* Work instructions:
Your task is to locate every line holding the string "soma" and to copy each of them.
↓↓↓
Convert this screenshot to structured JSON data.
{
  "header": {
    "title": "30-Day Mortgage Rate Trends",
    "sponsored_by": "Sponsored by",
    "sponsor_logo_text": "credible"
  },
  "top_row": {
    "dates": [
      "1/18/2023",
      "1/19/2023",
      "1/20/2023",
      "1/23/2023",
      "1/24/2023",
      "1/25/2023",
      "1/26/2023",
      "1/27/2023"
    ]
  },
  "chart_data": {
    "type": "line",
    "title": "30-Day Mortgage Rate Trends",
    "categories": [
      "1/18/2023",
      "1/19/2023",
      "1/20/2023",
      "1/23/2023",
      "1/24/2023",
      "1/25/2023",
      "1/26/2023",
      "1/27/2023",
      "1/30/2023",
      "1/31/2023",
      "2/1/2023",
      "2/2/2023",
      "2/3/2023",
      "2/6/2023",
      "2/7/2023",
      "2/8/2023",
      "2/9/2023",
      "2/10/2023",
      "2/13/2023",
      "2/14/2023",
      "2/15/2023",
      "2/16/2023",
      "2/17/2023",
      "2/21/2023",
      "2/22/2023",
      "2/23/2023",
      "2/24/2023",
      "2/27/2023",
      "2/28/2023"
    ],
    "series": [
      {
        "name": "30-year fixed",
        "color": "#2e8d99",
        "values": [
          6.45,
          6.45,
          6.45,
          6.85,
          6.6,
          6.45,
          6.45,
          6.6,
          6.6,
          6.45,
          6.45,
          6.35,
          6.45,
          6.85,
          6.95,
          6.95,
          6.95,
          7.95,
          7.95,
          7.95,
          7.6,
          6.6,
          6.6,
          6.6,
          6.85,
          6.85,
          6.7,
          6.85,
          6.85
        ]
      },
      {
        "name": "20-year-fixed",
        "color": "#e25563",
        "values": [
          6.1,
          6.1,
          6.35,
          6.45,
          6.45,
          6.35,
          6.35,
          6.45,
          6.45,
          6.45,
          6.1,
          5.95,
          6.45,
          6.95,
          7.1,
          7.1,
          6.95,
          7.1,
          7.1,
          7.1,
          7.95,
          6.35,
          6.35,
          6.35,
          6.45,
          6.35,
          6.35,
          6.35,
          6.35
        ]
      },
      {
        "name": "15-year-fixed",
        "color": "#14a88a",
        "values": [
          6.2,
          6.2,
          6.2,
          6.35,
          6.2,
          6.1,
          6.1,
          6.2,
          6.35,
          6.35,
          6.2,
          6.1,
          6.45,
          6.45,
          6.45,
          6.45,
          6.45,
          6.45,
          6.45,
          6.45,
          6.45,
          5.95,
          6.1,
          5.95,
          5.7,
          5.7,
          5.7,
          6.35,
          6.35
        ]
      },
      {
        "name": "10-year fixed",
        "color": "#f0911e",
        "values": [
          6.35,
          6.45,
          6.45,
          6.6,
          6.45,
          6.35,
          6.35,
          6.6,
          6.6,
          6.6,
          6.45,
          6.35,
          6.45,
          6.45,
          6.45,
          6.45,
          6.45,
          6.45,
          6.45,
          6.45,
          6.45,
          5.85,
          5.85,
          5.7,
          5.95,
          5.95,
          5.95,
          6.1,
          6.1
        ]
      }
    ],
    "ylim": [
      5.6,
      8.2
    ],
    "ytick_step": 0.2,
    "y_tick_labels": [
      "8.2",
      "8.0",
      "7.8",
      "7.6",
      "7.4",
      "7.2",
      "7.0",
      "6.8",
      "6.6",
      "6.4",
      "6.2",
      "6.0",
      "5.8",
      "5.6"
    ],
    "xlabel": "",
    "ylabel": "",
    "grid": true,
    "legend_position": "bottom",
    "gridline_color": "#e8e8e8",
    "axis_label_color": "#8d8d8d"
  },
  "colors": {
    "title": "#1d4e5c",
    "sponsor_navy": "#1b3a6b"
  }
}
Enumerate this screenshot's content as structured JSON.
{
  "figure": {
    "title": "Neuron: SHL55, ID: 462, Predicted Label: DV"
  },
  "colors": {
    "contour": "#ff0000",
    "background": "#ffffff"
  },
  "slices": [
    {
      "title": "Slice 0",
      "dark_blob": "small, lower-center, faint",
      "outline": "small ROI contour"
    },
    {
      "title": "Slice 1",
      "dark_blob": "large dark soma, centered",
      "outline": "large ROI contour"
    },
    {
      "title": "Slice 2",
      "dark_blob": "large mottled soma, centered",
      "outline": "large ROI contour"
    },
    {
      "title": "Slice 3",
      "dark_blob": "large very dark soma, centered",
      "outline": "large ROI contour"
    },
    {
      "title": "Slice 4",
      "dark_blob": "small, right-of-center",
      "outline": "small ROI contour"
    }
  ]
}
↑↑↑
↓↓↓
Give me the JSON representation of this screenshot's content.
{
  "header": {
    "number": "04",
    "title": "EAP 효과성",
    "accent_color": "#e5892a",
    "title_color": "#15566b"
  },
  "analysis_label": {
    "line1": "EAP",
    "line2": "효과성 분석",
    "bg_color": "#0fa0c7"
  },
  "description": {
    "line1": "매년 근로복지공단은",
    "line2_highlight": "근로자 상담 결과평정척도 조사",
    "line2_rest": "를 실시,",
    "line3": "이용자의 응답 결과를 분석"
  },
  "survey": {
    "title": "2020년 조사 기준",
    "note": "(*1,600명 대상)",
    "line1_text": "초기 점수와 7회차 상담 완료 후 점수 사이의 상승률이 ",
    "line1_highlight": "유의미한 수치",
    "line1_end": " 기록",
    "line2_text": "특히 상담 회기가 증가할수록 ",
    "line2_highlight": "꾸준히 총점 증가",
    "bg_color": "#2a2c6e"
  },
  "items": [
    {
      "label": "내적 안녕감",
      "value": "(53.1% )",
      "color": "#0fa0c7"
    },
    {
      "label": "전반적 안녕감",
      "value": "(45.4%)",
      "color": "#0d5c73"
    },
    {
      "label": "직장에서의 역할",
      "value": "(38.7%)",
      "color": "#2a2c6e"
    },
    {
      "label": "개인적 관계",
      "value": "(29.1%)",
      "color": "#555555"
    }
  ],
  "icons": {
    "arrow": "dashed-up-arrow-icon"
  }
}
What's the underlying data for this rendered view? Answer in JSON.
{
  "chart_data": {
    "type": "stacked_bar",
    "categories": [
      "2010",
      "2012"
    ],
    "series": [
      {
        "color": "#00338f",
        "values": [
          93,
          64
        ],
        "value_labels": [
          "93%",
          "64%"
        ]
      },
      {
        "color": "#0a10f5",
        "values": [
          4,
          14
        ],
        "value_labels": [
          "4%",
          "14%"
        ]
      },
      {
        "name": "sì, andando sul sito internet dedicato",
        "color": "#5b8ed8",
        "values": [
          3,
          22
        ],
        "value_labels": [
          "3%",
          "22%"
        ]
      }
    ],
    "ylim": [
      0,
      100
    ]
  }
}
↑↑↑
* Result of this task:
      "dark_blob": "large dark soma, centered",
      "dark_blob": "large mottled soma, centered",
      "dark_blob": "large very dark soma, centered",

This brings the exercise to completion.